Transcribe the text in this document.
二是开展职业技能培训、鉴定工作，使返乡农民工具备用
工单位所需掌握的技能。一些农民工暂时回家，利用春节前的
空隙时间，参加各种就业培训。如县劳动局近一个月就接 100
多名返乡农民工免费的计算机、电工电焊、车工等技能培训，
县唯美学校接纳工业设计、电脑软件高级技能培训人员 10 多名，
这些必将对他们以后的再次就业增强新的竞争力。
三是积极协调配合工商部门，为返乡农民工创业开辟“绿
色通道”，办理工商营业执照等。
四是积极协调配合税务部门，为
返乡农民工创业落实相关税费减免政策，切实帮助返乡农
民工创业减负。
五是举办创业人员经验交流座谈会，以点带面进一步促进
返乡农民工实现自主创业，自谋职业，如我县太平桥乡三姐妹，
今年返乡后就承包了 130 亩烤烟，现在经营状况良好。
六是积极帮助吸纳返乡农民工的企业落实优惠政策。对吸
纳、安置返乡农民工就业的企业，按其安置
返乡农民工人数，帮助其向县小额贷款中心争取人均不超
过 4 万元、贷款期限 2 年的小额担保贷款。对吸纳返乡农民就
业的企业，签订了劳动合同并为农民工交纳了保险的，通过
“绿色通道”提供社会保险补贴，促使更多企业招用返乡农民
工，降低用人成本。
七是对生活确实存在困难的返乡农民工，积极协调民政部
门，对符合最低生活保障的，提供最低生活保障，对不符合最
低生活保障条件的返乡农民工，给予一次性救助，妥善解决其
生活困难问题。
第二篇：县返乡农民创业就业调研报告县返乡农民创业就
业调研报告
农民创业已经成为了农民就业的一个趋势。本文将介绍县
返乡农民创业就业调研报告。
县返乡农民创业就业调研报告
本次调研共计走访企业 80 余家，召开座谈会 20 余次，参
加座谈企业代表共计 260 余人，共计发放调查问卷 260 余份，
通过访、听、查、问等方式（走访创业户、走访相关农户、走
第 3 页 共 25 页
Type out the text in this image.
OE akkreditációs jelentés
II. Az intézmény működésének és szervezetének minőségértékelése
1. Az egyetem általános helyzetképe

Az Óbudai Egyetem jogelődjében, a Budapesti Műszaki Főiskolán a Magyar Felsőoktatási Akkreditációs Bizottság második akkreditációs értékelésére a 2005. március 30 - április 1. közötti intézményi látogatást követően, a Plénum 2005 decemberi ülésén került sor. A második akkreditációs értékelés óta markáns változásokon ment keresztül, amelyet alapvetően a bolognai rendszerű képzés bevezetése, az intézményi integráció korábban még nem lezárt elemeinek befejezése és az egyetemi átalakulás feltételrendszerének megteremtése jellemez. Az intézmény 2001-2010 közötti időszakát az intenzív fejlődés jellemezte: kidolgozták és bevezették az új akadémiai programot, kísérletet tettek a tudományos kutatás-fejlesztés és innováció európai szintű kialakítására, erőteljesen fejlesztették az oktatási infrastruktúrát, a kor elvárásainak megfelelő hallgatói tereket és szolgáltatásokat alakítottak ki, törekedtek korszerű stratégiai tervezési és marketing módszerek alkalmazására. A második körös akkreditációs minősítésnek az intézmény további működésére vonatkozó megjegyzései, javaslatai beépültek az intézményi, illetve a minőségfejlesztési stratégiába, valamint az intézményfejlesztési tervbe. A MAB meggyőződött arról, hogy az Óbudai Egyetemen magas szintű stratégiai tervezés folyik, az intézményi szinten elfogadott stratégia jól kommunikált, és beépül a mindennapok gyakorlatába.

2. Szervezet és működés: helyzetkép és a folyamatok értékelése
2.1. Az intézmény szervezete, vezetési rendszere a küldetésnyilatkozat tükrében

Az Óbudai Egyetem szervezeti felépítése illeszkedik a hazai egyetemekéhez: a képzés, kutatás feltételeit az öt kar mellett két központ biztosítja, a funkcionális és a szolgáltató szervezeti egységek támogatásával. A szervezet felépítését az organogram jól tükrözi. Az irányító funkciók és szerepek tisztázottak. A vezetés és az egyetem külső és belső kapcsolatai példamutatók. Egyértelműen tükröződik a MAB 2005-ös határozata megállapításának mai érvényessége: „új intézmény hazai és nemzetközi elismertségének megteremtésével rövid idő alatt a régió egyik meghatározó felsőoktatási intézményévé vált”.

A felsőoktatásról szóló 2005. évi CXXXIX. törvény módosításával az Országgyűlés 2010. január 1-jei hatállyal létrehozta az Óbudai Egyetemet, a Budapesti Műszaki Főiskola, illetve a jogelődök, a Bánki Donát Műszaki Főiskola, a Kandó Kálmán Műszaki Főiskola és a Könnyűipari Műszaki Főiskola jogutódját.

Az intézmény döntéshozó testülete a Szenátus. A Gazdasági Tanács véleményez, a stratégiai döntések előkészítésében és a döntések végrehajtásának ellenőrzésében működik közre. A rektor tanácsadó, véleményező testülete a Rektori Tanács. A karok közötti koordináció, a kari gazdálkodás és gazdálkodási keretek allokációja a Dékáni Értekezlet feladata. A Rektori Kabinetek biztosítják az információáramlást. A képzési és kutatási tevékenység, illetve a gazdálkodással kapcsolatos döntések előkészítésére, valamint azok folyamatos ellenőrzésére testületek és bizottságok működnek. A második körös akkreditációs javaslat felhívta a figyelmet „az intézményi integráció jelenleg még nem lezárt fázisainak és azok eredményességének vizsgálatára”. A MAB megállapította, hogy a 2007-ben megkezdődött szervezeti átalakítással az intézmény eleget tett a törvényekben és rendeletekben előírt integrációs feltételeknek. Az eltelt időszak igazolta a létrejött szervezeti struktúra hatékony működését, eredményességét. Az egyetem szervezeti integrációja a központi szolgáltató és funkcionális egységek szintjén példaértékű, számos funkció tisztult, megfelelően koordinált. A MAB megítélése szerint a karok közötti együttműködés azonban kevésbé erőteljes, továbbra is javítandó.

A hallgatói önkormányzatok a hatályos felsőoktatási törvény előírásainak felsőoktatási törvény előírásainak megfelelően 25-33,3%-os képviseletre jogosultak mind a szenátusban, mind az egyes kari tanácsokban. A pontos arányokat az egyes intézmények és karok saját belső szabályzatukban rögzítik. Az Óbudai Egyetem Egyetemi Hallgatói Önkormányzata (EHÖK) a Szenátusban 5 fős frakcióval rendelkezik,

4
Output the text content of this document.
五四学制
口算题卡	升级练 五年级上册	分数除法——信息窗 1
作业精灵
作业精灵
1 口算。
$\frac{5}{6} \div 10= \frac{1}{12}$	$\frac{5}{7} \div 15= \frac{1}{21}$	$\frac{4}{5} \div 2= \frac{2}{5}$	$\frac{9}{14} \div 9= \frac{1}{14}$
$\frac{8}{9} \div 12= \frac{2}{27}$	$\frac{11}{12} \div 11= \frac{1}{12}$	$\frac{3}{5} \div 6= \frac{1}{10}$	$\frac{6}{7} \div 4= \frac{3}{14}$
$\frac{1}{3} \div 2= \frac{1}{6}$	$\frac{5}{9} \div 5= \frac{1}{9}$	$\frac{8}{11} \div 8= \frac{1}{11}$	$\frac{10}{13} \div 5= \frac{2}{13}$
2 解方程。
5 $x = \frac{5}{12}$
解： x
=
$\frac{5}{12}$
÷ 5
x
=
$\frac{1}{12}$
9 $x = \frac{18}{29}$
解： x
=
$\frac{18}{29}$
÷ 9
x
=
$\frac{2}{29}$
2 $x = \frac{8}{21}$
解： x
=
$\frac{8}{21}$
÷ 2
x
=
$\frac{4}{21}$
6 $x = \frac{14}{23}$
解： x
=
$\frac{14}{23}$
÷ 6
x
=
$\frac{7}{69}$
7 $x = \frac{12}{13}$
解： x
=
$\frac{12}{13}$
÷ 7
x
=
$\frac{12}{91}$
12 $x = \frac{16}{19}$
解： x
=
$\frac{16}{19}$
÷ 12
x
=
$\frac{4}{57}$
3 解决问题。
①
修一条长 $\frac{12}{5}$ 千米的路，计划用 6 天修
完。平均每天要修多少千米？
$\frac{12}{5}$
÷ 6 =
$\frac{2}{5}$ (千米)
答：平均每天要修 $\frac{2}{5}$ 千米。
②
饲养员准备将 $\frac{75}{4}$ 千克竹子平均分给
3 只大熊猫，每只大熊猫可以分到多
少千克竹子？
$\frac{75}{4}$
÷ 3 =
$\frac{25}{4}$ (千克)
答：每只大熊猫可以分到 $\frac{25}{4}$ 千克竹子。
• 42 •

▸ The exercise
Find how many of the lines above have the word "text" in them. State only that number.

▸ Correct result
3